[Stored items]
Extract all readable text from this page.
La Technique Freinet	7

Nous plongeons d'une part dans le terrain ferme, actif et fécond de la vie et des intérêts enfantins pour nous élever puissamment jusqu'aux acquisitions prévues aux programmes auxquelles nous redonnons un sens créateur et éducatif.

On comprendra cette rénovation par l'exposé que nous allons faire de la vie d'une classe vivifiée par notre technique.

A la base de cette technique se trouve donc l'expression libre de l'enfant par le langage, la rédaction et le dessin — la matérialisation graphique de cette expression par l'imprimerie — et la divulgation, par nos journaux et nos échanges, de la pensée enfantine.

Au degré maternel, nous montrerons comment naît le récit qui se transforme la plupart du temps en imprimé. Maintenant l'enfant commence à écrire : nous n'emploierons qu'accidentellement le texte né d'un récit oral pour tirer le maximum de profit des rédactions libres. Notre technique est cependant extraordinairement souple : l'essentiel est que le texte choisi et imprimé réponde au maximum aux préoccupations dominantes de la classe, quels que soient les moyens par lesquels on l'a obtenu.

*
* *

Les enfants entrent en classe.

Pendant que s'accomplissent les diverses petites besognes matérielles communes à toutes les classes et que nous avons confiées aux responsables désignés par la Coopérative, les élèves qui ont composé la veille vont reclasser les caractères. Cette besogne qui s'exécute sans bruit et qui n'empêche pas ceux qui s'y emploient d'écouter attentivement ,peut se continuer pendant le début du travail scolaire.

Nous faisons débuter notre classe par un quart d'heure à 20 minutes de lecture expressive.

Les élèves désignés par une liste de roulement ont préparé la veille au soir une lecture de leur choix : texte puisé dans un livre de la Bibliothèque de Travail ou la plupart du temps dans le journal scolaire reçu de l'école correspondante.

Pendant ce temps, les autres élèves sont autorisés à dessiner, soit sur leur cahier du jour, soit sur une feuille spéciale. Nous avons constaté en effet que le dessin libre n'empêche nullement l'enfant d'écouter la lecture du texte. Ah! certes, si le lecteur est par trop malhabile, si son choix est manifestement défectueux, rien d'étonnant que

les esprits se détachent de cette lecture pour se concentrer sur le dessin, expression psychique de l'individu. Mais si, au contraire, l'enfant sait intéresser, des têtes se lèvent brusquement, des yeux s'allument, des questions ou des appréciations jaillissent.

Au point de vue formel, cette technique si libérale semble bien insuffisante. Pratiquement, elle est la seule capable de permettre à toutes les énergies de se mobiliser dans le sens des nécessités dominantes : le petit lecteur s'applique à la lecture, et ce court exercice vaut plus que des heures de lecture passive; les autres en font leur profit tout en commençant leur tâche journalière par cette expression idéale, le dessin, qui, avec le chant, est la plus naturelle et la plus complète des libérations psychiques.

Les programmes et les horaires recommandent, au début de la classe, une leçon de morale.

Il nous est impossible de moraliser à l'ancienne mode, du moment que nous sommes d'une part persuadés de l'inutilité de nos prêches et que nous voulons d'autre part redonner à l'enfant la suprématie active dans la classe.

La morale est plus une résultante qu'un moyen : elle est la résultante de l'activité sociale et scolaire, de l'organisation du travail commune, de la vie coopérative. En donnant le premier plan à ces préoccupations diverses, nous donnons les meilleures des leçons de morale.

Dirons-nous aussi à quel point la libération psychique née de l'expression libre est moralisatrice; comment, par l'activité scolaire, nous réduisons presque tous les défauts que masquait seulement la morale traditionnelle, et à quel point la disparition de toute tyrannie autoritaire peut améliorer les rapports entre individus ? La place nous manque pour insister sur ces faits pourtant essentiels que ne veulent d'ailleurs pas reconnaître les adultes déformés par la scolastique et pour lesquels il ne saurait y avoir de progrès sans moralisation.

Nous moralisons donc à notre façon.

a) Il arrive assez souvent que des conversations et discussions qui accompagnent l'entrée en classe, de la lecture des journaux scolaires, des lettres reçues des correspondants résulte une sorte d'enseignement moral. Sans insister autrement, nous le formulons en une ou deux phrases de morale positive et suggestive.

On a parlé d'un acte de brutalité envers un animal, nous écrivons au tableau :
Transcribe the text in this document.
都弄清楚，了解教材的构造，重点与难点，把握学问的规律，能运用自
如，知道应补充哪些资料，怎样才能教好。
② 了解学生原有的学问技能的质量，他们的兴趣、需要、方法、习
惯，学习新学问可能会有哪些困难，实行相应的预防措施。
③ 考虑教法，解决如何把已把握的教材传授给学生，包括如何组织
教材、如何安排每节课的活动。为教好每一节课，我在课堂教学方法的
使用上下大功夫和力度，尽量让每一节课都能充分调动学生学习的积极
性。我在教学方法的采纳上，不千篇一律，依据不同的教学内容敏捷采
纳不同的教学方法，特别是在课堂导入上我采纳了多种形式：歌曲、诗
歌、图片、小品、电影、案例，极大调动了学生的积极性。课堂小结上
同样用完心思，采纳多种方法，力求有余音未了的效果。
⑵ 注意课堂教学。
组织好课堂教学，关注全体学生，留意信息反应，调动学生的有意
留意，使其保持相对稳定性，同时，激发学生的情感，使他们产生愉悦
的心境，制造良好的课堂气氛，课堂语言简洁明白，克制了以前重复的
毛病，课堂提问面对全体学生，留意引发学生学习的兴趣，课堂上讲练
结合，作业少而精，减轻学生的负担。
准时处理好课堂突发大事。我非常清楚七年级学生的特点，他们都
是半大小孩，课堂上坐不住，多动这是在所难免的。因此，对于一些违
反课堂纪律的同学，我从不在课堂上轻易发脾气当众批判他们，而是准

---

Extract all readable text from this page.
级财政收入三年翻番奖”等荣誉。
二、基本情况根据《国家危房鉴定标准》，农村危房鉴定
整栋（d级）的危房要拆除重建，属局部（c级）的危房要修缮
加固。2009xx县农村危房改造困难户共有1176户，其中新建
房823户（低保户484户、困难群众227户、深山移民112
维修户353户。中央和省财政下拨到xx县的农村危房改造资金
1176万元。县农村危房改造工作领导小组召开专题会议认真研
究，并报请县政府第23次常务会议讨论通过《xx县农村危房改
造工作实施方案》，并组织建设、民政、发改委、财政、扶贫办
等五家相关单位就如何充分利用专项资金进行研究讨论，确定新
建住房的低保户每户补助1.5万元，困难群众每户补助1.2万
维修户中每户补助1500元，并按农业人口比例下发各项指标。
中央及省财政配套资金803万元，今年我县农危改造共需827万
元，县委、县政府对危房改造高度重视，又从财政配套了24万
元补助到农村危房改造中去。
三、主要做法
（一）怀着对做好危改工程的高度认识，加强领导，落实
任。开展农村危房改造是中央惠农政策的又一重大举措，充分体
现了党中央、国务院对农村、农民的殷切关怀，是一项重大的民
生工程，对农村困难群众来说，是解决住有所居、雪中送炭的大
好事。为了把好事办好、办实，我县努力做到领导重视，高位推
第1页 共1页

* * *

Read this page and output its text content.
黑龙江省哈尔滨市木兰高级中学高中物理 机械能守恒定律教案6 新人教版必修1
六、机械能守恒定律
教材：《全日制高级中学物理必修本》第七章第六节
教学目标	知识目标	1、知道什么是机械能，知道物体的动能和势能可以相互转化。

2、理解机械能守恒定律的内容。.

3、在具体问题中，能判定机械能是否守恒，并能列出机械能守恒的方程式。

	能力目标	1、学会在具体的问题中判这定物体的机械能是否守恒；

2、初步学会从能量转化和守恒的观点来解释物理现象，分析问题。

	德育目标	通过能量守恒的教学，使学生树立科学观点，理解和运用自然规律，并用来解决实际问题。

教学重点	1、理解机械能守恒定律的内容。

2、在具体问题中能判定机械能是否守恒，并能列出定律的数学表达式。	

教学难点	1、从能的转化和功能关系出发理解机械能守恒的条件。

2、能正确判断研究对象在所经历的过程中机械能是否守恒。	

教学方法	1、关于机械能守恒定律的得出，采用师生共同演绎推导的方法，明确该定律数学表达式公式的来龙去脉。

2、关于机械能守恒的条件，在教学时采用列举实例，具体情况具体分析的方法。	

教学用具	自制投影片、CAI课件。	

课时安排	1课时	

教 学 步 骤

*Set task*.
Collect the lines of the data that carry the word "élèves".

*Response*.
Pendant que s'accomplissent les diverses petites besognes matérielles communes à toutes les classes et que nous avons confiées aux responsables désignés par la Coopérative, les élèves qui ont composé la veille vont reclasser les caractères. Cette besogne qui s'exécute sans bruit et qui n'empêche pas ceux qui s'y emploient d'écouter attentivement ,peut se continuer pendant le début du travail scolaire.
Les élèves désignés par une liste de roulement ont préparé la veille au soir une lecture de leur choix : texte puisé dans un livre de la Bibliothèque de Travail ou la plupart du temps dans le journal scolaire reçu de l'école correspondante.
Pendant ce temps, les autres élèves sont autorisés à dessiner, soit sur leur cahier du jour, soit sur une feuille spéciale. Nous avons constaté en effet que le dessin libre n'empêche nullement l'enfant d'écouter la lecture du texte. Ah! certes, si le lecteur est par trop malhabile, si son choix est manifestement défectueux, rien d'étonnant que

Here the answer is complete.